Do you wear a helmet? Does it fit tightly with the goggles? If yes, this could be the reason (helmet covers the upper ventilation ports). Never had fog issues, not even when riding in rain.


----------



## chomps1211 (Mar 30, 2011)

neni said:


> Oh dear... what is it with men and fancy goggles... :blink:
> My cebe (in use since 7 years), no fog, perfectly good vision had cost below 100.





Kevin137 said:


> I had goggles fog up every season i have ridden, i have never cleaned the lens inside os any goggles either, maybe it's just how i breath or something, hot stuff eh...  I can dream...


Oakley Airbrakes! Only fogging I ever got was on the "Outside" if my breath somehow got directed that way. I. E. out from under improperly placed face mask or when my fat ass is huffing and puffing, bent over strapping in! 

Come to think of it, my cheap assed $40 Smith's never fogged either. ...And I run HOT on the slope too! I Bought the Airbrakes cuz I liked the look and wanted easily interchangable lenses.


----------



## Kevin137 (May 5, 2013)

chomps1211 said:


> Oakley Airbrakes! Only fogging I ever got was on the "Outside" if my breath somehow got directed that way. I. E. out from under improperly placed face mask or when my fat ass is huffing and puffing, bent over strapping in!


Airwaves, not Airbrakes... 

It may be the face mask i use, as it gets a little cold, and i nearly always ride with one, but then we get temps down to -30 so it is not easy to ride without... Haha

There is plenty of space between the helmet and air intake, as the Airwave actually protrudes past the frame of most helmets anyway... SO plenty of cooling gets in...


----------



## chomps1211 (Mar 30, 2011)

Kevin137 said:


> Airwaves, not Airbrakes...
> 
> It may be the face mask i use, as it gets a little cold, and i nearly always ride with one, but then we get temps down to -30 so it is not easy to ride without... Haha.



Nope! Maybe in Europe that's the name for the same style/model, but here,
They're Airbrakes! 

...can't keep schoolin' you like this! . (_You already owe me One Handie!! )_
:laugh: :laugh:


----------



## Argo (Feb 25, 2010)

chomps1211 said:


> Nope! Maybe in Europe that's the name for the same style/model, but here,
> They're Airbrakes!
> 
> ...can't keep schoolin' you like this! . (_You already owe me One Handie!! )_
> :laugh: :laugh:


Look up airwaves. They have intigrated gps and other shit in them. Two totally different goggles

http://www.oakley.com/airwave


----------



## Kevin137 (May 5, 2013)

chomps1211 said:


> ...can't keep schoolin' you like this! . (_You already owe me One Handie!! )_
> :laugh: :laugh:


And if i have to say this again, you will owe me a HANDIE... AIRWAVES... :yahoo:










So take a step back now you have been corrected...


----------



## chomps1211 (Mar 30, 2011)

■ Information provided ■

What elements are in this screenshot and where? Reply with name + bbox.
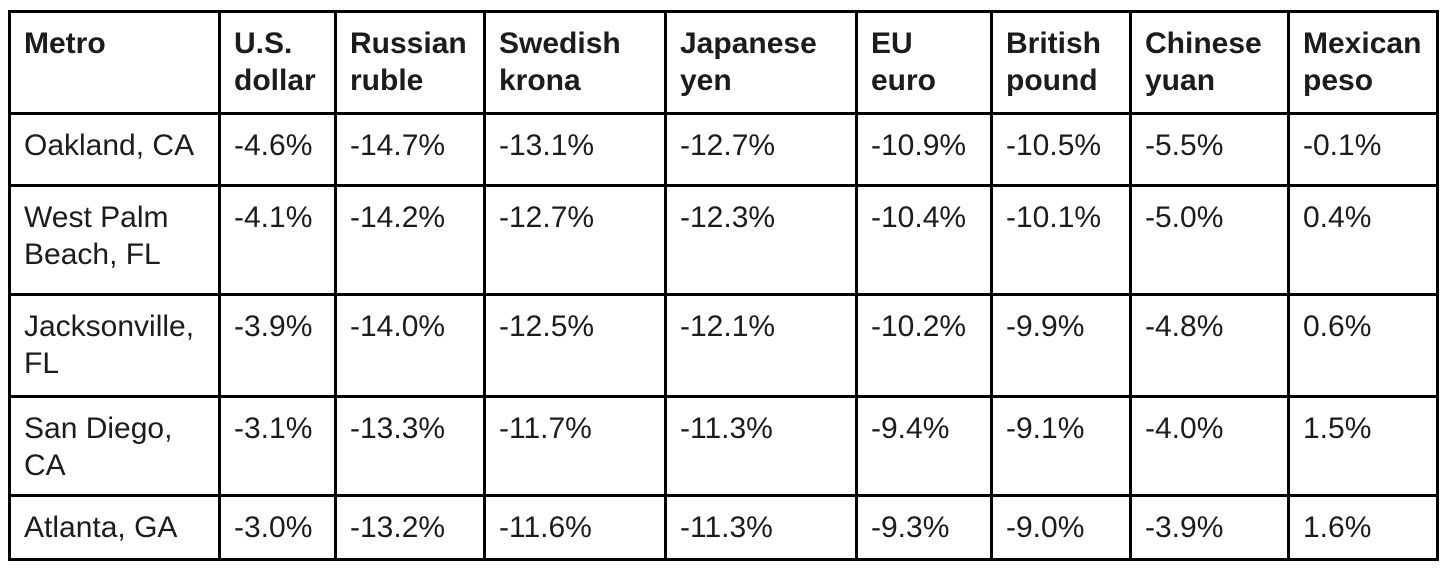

■ Exercise 1 ■
In the thread about goggles fogging up, how much did chomps1211's Smith goggles cost?
■ Exercise 2 ■
Please go on with the thread about goggles fogging up, picking up after its final post header.

■ Exercise response 1 ■
$40

■ Exercise response 2 ■
Hmnn,.. You're right! Since he's been riding with them already, they probably can't b new for this year? I've never seen them before. Thanks for the info. (...i just love getting help proving what a schmuck I am!)  :laugh:


----------



## neni (Dec 24, 2012)

Bluetooth and GPS?! :huh: does it make a proper espresso too? and for sure the thing costs a fortune but if it fogs, it's worthless  and I get called abnormal... guys n gadgets...


----------



## bmaniga (Sep 26, 2012)

neni said:


> Bluetooth and GPS?! :huh: does it make a proper espresso too? and for sure the thing costs a fortune but if it fogs, it's worthless  and I get called abnormal... guys n gadgets...


Those have to be the coolest goggles I've ever seen; just not enough to justify the $600 price tag.


----------



## Kevin137 (May 5, 2013)

bmaniga said:


> Those have to be the coolest goggles I've ever seen; just not enough to justify the $600 price tag.


The difference for me is that over here they cost 6300 kr or $1095 of your dollars...!!!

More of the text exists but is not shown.